Challenge:
Each entry below should be echoed exactly, with pictures omitted.

Given records:
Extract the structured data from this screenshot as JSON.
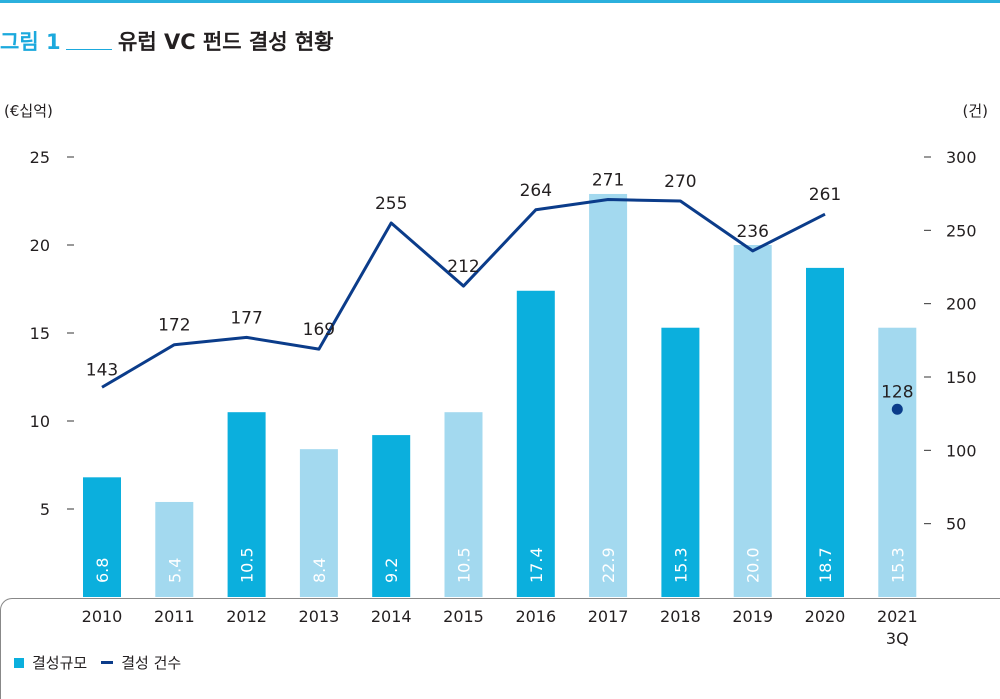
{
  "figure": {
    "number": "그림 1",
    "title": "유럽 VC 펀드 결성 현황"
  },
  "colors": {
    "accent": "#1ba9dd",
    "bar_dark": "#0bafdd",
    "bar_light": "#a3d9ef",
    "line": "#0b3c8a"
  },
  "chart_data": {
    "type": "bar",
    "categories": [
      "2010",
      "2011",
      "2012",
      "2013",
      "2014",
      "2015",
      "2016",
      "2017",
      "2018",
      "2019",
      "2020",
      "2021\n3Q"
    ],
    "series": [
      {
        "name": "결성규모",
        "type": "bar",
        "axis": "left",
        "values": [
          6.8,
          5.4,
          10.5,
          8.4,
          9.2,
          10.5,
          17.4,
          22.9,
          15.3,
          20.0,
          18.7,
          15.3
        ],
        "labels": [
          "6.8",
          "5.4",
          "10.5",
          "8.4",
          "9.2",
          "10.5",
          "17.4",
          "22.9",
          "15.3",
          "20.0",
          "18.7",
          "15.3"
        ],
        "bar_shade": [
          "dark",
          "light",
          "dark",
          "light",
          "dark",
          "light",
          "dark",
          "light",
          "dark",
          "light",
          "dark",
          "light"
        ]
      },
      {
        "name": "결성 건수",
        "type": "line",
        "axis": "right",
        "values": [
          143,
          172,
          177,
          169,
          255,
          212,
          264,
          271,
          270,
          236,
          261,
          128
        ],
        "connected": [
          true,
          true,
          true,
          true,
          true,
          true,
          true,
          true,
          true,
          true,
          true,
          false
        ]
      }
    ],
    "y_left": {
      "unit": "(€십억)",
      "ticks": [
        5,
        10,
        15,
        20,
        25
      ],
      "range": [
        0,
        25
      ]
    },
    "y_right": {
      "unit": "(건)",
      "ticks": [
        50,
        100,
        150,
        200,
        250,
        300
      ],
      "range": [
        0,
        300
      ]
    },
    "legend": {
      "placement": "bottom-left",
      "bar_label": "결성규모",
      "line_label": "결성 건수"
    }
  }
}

Expected output:
Extract the structured data from this screenshot as JSON.
{
  "figure": {
    "number": "그림 1",
    "title": "유럽 VC 펀드 결성 현황"
  },
  "colors": {
    "accent": "#1ba9dd",
    "bar_dark": "#0bafdd",
    "bar_light": "#a3d9ef",
    "line": "#0b3c8a"
  },
  "chart_data": {
    "type": "bar",
    "categories": [
      "2010",
      "2011",
      "2012",
      "2013",
      "2014",
      "2015",
      "2016",
      "2017",
      "2018",
      "2019",
      "2020",
      "2021\n3Q"
    ],
    "series": [
      {
        "name": "결성규모",
        "type": "bar",
        "axis": "left",
        "values": [
          6.8,
          5.4,
          10.5,
          8.4,
          9.2,
          10.5,
          17.4,
          22.9,
          15.3,
          20.0,
          18.7,
          15.3
        ],
        "labels": [
          "6.8",
          "5.4",
          "10.5",
          "8.4",
          "9.2",
          "10.5",
          "17.4",
          "22.9",
          "15.3",
          "20.0",
          "18.7",
          "15.3"
        ],
        "bar_shade": [
          "dark",
          "light",
          "dark",
          "light",
          "dark",
          "light",
          "dark",
          "light",
          "dark",
          "light",
          "dark",
          "light"
        ]
      },
      {
        "name": "결성 건수",
        "type": "line",
        "axis": "right",
        "values": [
          143,
          172,
          177,
          169,
          255,
          212,
          264,
          271,
          270,
          236,
          261,
          128
        ],
        "connected": [
          true,
          true,
          true,
          true,
          true,
          true,
          true,
          true,
          true,
          true,
          true,
          false
        ]
      }
    ],
    "y_left": {
      "unit": "(€십억)",
      "ticks": [
        5,
        10,
        15,
        20,
        25
      ],
      "range": [
        0,
        25
      ]
    },
    "y_right": {
      "unit": "(건)",
      "ticks": [
        50,
        100,
        150,
        200,
        250,
        300
      ],
      "range": [
        0,
        300
      ]
    },
    "legend": {
      "placement": "bottom-left",
      "bar_label": "결성규모",
      "line_label": "결성 건수"
    }
  }
}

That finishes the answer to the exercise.